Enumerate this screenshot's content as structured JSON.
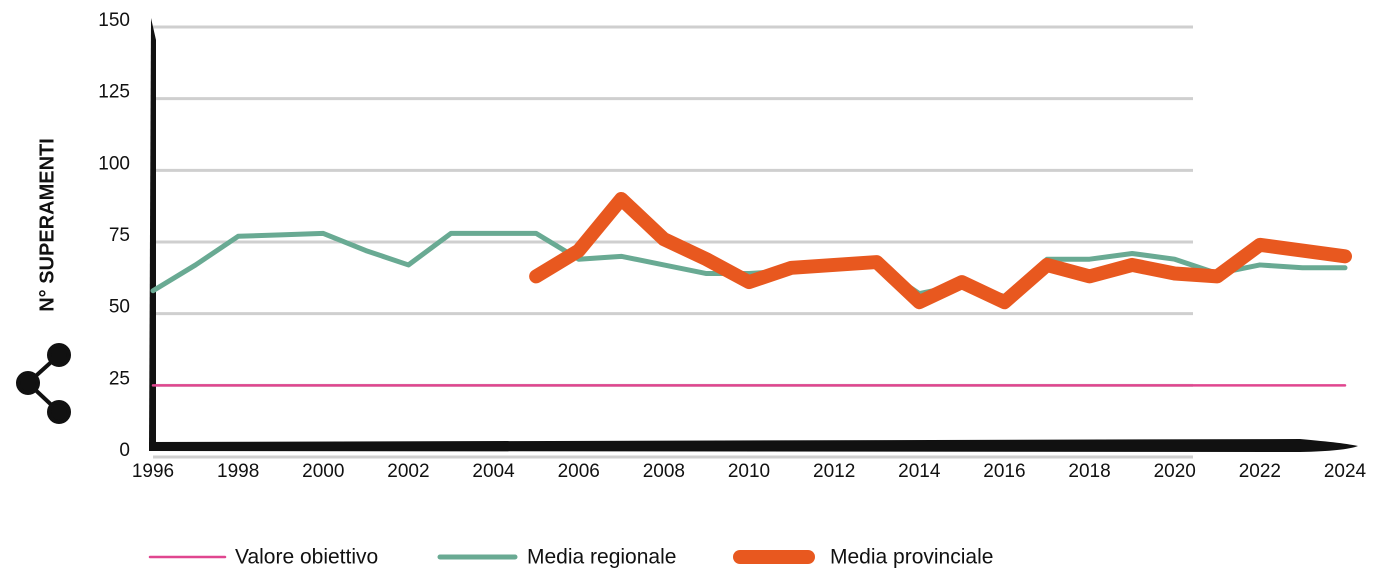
{
  "chart_data": {
    "type": "line",
    "y_label": "N° SUPERAMENTI",
    "x": [
      1996,
      1997,
      1998,
      1999,
      2000,
      2001,
      2002,
      2003,
      2004,
      2005,
      2006,
      2007,
      2008,
      2009,
      2010,
      2011,
      2012,
      2013,
      2014,
      2015,
      2016,
      2017,
      2018,
      2019,
      2020,
      2021,
      2022,
      2023,
      2024
    ],
    "series": [
      {
        "name": "Valore obiettivo",
        "color": "#e0468f",
        "values": [
          25,
          25,
          25,
          25,
          25,
          25,
          25,
          25,
          25,
          25,
          25,
          25,
          25,
          25,
          25,
          25,
          25,
          25,
          25,
          25,
          25,
          25,
          25,
          25,
          25,
          25,
          25,
          25,
          25
        ]
      },
      {
        "name": "Media regionale",
        "color": "#69aa93",
        "values": [
          58,
          67,
          77,
          77.5,
          78,
          72,
          67,
          78,
          78,
          78,
          69,
          70,
          67,
          64,
          64,
          65,
          66,
          67,
          57,
          60,
          56,
          69,
          69,
          71,
          69,
          64,
          67,
          66,
          66
        ]
      },
      {
        "name": "Media provinciale",
        "color": "#e8581f",
        "values": [
          null,
          null,
          null,
          null,
          null,
          null,
          null,
          null,
          null,
          63,
          72,
          90,
          76,
          69,
          61,
          66,
          67,
          68,
          54,
          61,
          54,
          67,
          63,
          67,
          64,
          63,
          74,
          72,
          70
        ]
      }
    ],
    "xlim": [
      1996,
      2024
    ],
    "xticks": [
      1996,
      1998,
      2000,
      2002,
      2004,
      2006,
      2008,
      2010,
      2012,
      2014,
      2016,
      2018,
      2020,
      2022,
      2024
    ],
    "ylim": [
      0,
      150
    ],
    "yticks": [
      0,
      25,
      50,
      75,
      100,
      125,
      150
    ],
    "grid": true
  }
}
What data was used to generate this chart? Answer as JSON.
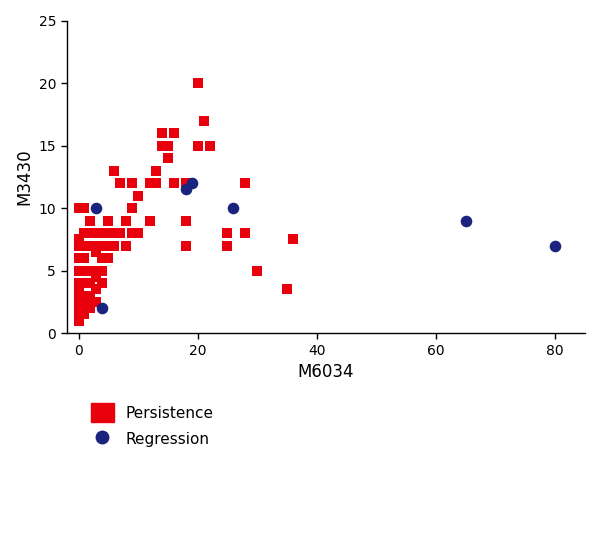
{
  "persistence_x": [
    0,
    0,
    0,
    0,
    0,
    0,
    0,
    0,
    0,
    0,
    0,
    0,
    1,
    1,
    1,
    1,
    1,
    1,
    1,
    1,
    1,
    1,
    2,
    2,
    2,
    2,
    2,
    2,
    2,
    2,
    3,
    3,
    3,
    3,
    3,
    3,
    3,
    4,
    4,
    4,
    4,
    4,
    5,
    5,
    5,
    5,
    6,
    6,
    6,
    7,
    7,
    8,
    8,
    9,
    9,
    9,
    10,
    10,
    12,
    12,
    13,
    13,
    14,
    14,
    15,
    15,
    16,
    16,
    18,
    18,
    18,
    20,
    20,
    21,
    22,
    25,
    25,
    28,
    28,
    30,
    35,
    36
  ],
  "persistence_y": [
    10,
    7.5,
    7,
    6,
    5,
    4,
    3.5,
    3,
    2.5,
    2,
    1.5,
    1,
    10,
    8,
    7,
    6,
    5,
    4,
    3,
    2.5,
    2,
    1.5,
    9,
    8,
    7,
    5,
    4,
    3,
    2.5,
    2,
    8,
    7,
    6.5,
    5,
    4.5,
    3.5,
    2.5,
    8,
    7,
    6,
    5,
    4,
    9,
    8,
    7,
    6,
    13,
    8,
    7,
    12,
    8,
    9,
    7,
    12,
    10,
    8,
    11,
    8,
    12,
    9,
    13,
    12,
    16,
    15,
    15,
    14,
    16,
    12,
    12,
    9,
    7,
    20,
    15,
    17,
    15,
    8,
    7,
    12,
    8,
    5,
    3.5,
    7.5
  ],
  "regression_x": [
    3,
    4,
    18,
    19,
    26,
    65,
    80
  ],
  "regression_y": [
    10,
    2,
    11.5,
    12,
    10,
    9,
    7
  ],
  "xlabel": "M6034",
  "ylabel": "M3430",
  "xlim": [
    -2,
    85
  ],
  "ylim": [
    0,
    25
  ],
  "xticks": [
    0,
    20,
    40,
    60,
    80
  ],
  "yticks": [
    0,
    5,
    10,
    15,
    20,
    25
  ],
  "persistence_color": "#e8000d",
  "regression_color": "#1a237e",
  "marker_size_persistence": 48,
  "marker_size_regression": 70,
  "legend_labels": [
    "Persistence",
    "Regression"
  ],
  "background_color": "#ffffff"
}
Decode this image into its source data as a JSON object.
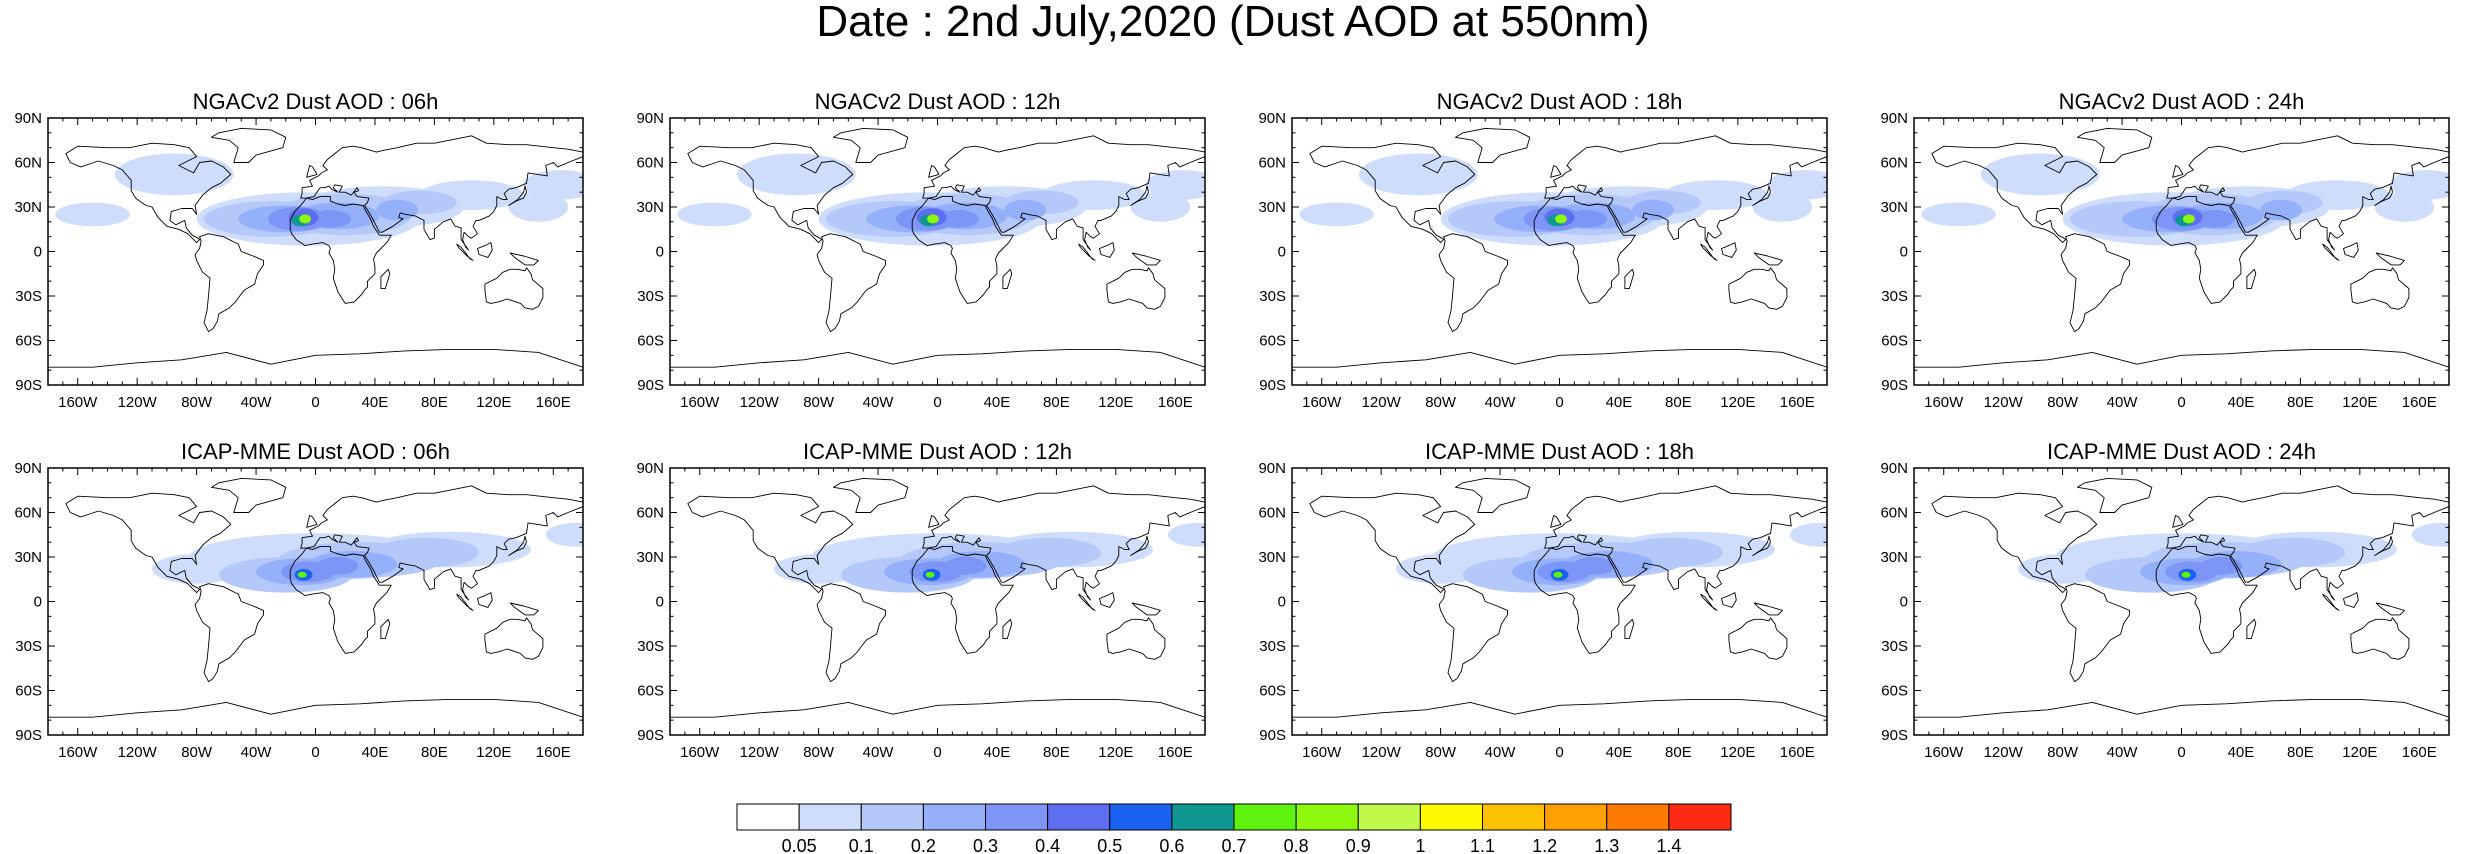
{
  "title": "Date : 2nd July,2020 (Dust AOD at 550nm)",
  "panels": [
    {
      "title": "NGACv2 Dust AOD : 06h",
      "model": "NGACv2",
      "hour": "06h",
      "variant": 0
    },
    {
      "title": "NGACv2 Dust AOD : 12h",
      "model": "NGACv2",
      "hour": "12h",
      "variant": 1
    },
    {
      "title": "NGACv2 Dust AOD : 18h",
      "model": "NGACv2",
      "hour": "18h",
      "variant": 2
    },
    {
      "title": "NGACv2 Dust AOD : 24h",
      "model": "NGACv2",
      "hour": "24h",
      "variant": 3
    },
    {
      "title": "ICAP-MME Dust AOD : 06h",
      "model": "ICAP-MME",
      "hour": "06h",
      "variant": 0
    },
    {
      "title": "ICAP-MME Dust AOD : 12h",
      "model": "ICAP-MME",
      "hour": "12h",
      "variant": 1
    },
    {
      "title": "ICAP-MME Dust AOD : 18h",
      "model": "ICAP-MME",
      "hour": "18h",
      "variant": 2
    },
    {
      "title": "ICAP-MME Dust AOD : 24h",
      "model": "ICAP-MME",
      "hour": "24h",
      "variant": 3
    }
  ],
  "axes": {
    "lon_ticks": [
      {
        "value": -160,
        "label": "160W"
      },
      {
        "value": -120,
        "label": "120W"
      },
      {
        "value": -80,
        "label": "80W"
      },
      {
        "value": -40,
        "label": "40W"
      },
      {
        "value": 0,
        "label": "0"
      },
      {
        "value": 40,
        "label": "40E"
      },
      {
        "value": 80,
        "label": "80E"
      },
      {
        "value": 120,
        "label": "120E"
      },
      {
        "value": 160,
        "label": "160E"
      }
    ],
    "lat_ticks": [
      {
        "value": 90,
        "label": "90N"
      },
      {
        "value": 60,
        "label": "60N"
      },
      {
        "value": 30,
        "label": "30N"
      },
      {
        "value": 0,
        "label": "0"
      },
      {
        "value": -30,
        "label": "30S"
      },
      {
        "value": -60,
        "label": "60S"
      },
      {
        "value": -90,
        "label": "90S"
      }
    ],
    "lon_range": [
      -180,
      180
    ],
    "lat_range": [
      -90,
      90
    ]
  },
  "colorbar": {
    "colors": [
      "#ffffff",
      "#cdddfb",
      "#b4c8fa",
      "#95b0fa",
      "#7d95f7",
      "#5e6ef0",
      "#1a62f2",
      "#0f9891",
      "#5ef20f",
      "#8ef80f",
      "#c0f94a",
      "#fffa00",
      "#ffc000",
      "#ffa000",
      "#ff7a00",
      "#ff2a14"
    ],
    "labels": [
      "0.05",
      "0.1",
      "0.2",
      "0.3",
      "0.4",
      "0.5",
      "0.6",
      "0.7",
      "0.8",
      "0.9",
      "1",
      "1.1",
      "1.2",
      "1.3",
      "1.4"
    ]
  }
}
##########
Pictures stay out of the copy; please restate every record above exactly.

Enumerate this screenshot's content as structured JSON.
{
  "chart_data": {
    "type": "line",
    "y_label": "N° SUPERAMENTI",
    "x": [
      1996,
      1997,
      1998,
      1999,
      2000,
      2001,
      2002,
      2003,
      2004,
      2005,
      2006,
      2007,
      2008,
      2009,
      2010,
      2011,
      2012,
      2013,
      2014,
      2015,
      2016,
      2017,
      2018,
      2019,
      2020,
      2021,
      2022,
      2023,
      2024
    ],
    "series": [
      {
        "name": "Valore obiettivo",
        "color": "#e0468f",
        "values": [
          25,
          25,
          25,
          25,
          25,
          25,
          25,
          25,
          25,
          25,
          25,
          25,
          25,
          25,
          25,
          25,
          25,
          25,
          25,
          25,
          25,
          25,
          25,
          25,
          25,
          25,
          25,
          25,
          25
        ]
      },
      {
        "name": "Media regionale",
        "color": "#69aa93",
        "values": [
          58,
          67,
          77,
          77.5,
          78,
          72,
          67,
          78,
          78,
          78,
          69,
          70,
          67,
          64,
          64,
          65,
          66,
          67,
          57,
          60,
          56,
          69,
          69,
          71,
          69,
          64,
          67,
          66,
          66
        ]
      },
      {
        "name": "Media provinciale",
        "color": "#e8581f",
        "values": [
          null,
          null,
          null,
          null,
          null,
          null,
          null,
          null,
          null,
          63,
          72,
          90,
          76,
          69,
          61,
          66,
          67,
          68,
          54,
          61,
          54,
          67,
          63,
          67,
          64,
          63,
          74,
          72,
          70
        ]
      }
    ],
    "xlim": [
      1996,
      2024
    ],
    "xticks": [
      1996,
      1998,
      2000,
      2002,
      2004,
      2006,
      2008,
      2010,
      2012,
      2014,
      2016,
      2018,
      2020,
      2022,
      2024
    ],
    "ylim": [
      0,
      150
    ],
    "yticks": [
      0,
      25,
      50,
      75,
      100,
      125,
      150
    ],
    "grid": true
  }
}
What data was used to generate this chart? Answer as JSON.
{
  "persistence_x": [
    0,
    0,
    0,
    0,
    0,
    0,
    0,
    0,
    0,
    0,
    0,
    0,
    1,
    1,
    1,
    1,
    1,
    1,
    1,
    1,
    1,
    1,
    2,
    2,
    2,
    2,
    2,
    2,
    2,
    2,
    3,
    3,
    3,
    3,
    3,
    3,
    3,
    4,
    4,
    4,
    4,
    4,
    5,
    5,
    5,
    5,
    6,
    6,
    6,
    7,
    7,
    8,
    8,
    9,
    9,
    9,
    10,
    10,
    12,
    12,
    13,
    13,
    14,
    14,
    15,
    15,
    16,
    16,
    18,
    18,
    18,
    20,
    20,
    21,
    22,
    25,
    25,
    28,
    28,
    30,
    35,
    36
  ],
  "persistence_y": [
    10,
    7.5,
    7,
    6,
    5,
    4,
    3.5,
    3,
    2.5,
    2,
    1.5,
    1,
    10,
    8,
    7,
    6,
    5,
    4,
    3,
    2.5,
    2,
    1.5,
    9,
    8,
    7,
    5,
    4,
    3,
    2.5,
    2,
    8,
    7,
    6.5,
    5,
    4.5,
    3.5,
    2.5,
    8,
    7,
    6,
    5,
    4,
    9,
    8,
    7,
    6,
    13,
    8,
    7,
    12,
    8,
    9,
    7,
    12,
    10,
    8,
    11,
    8,
    12,
    9,
    13,
    12,
    16,
    15,
    15,
    14,
    16,
    12,
    12,
    9,
    7,
    20,
    15,
    17,
    15,
    8,
    7,
    12,
    8,
    5,
    3.5,
    7.5
  ],
  "regression_x": [
    3,
    4,
    18,
    19,
    26,
    65,
    80
  ],
  "regression_y": [
    10,
    2,
    11.5,
    12,
    10,
    9,
    7
  ],
  "xlabel": "M6034",
  "ylabel": "M3430",
  "xlim": [
    -2,
    85
  ],
  "ylim": [
    0,
    25
  ],
  "xticks": [
    0,
    20,
    40,
    60,
    80
  ],
  "yticks": [
    0,
    5,
    10,
    15,
    20,
    25
  ],
  "persistence_color": "#e8000d",
  "regression_color": "#1a237e",
  "marker_size_persistence": 48,
  "marker_size_regression": 70,
  "legend_labels": [
    "Persistence",
    "Regression"
  ],
  "background_color": "#ffffff"
}
Decode this image into its source data as a JSON object.
{
  "title": "Date : 2nd July,2020 (Dust AOD at 550nm)",
  "panels": [
    {
      "title": "NGACv2 Dust AOD : 06h",
      "model": "NGACv2",
      "hour": "06h",
      "variant": 0
    },
    {
      "title": "NGACv2 Dust AOD : 12h",
      "model": "NGACv2",
      "hour": "12h",
      "variant": 1
    },
    {
      "title": "NGACv2 Dust AOD : 18h",
      "model": "NGACv2",
      "hour": "18h",
      "variant": 2
    },
    {
      "title": "NGACv2 Dust AOD : 24h",
      "model": "NGACv2",
      "hour": "24h",
      "variant": 3
    },
    {
      "title": "ICAP-MME Dust AOD : 06h",
      "model": "ICAP-MME",
      "hour": "06h",
      "variant": 0
    },
    {
      "title": "ICAP-MME Dust AOD : 12h",
      "model": "ICAP-MME",
      "hour": "12h",
      "variant": 1
    },
    {
      "title": "ICAP-MME Dust AOD : 18h",
      "model": "ICAP-MME",
      "hour": "18h",
      "variant": 2
    },
    {
      "title": "ICAP-MME Dust AOD : 24h",
      "model": "ICAP-MME",
      "hour": "24h",
      "variant": 3
    }
  ],
  "axes": {
    "lon_ticks": [
      {
        "value": -160,
        "label": "160W"
      },
      {
        "value": -120,
        "label": "120W"
      },
      {
        "value": -80,
        "label": "80W"
      },
      {
        "value": -40,
        "label": "40W"
      },
      {
        "value": 0,
        "label": "0"
      },
      {
        "value": 40,
        "label": "40E"
      },
      {
        "value": 80,
        "label": "80E"
      },
      {
        "value": 120,
        "label": "120E"
      },
      {
        "value": 160,
        "label": "160E"
      }
    ],
    "lat_ticks": [
      {
        "value": 90,
        "label": "90N"
      },
      {
        "value": 60,
        "label": "60N"
      },
      {
        "value": 30,
        "label": "30N"
      },
      {
        "value": 0,
        "label": "0"
      },
      {
        "value": -30,
        "label": "30S"
      },
      {
        "value": -60,
        "label": "60S"
      },
      {
        "value": -90,
        "label": "90S"
      }
    ],
    "lon_range": [
      -180,
      180
    ],
    "lat_range": [
      -90,
      90
    ]
  },
  "colorbar": {
    "colors": [
      "#ffffff",
      "#cdddfb",
      "#b4c8fa",
      "#95b0fa",
      "#7d95f7",
      "#5e6ef0",
      "#1a62f2",
      "#0f9891",
      "#5ef20f",
      "#8ef80f",
      "#c0f94a",
      "#fffa00",
      "#ffc000",
      "#ffa000",
      "#ff7a00",
      "#ff2a14"
    ],
    "labels": [
      "0.05",
      "0.1",
      "0.2",
      "0.3",
      "0.4",
      "0.5",
      "0.6",
      "0.7",
      "0.8",
      "0.9",
      "1",
      "1.1",
      "1.2",
      "1.3",
      "1.4"
    ]
  }
}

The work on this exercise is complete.